§ Written task
Each entry in the listing below should be restated word for word.

§ Material to process
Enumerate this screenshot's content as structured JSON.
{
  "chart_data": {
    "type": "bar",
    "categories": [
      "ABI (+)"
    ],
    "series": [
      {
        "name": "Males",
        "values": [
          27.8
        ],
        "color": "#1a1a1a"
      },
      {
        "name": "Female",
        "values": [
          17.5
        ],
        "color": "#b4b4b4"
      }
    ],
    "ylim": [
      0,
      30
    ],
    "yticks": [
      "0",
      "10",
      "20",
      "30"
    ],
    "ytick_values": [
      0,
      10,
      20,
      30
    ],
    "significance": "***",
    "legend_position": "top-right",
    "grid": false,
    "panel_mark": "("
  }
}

§ Exercise response
Enumerate this screenshot's content as structured JSON.
{
  "chart_data": {
    "type": "bar",
    "categories": [
      "ABI (+)"
    ],
    "series": [
      {
        "name": "Males",
        "values": [
          27.8
        ],
        "color": "#1a1a1a"
      },
      {
        "name": "Female",
        "values": [
          17.5
        ],
        "color": "#b4b4b4"
      }
    ],
    "ylim": [
      0,
      30
    ],
    "yticks": [
      "0",
      "10",
      "20",
      "30"
    ],
    "ytick_values": [
      0,
      10,
      20,
      30
    ],
    "significance": "***",
    "legend_position": "top-right",
    "grid": false,
    "panel_mark": "("
  }
}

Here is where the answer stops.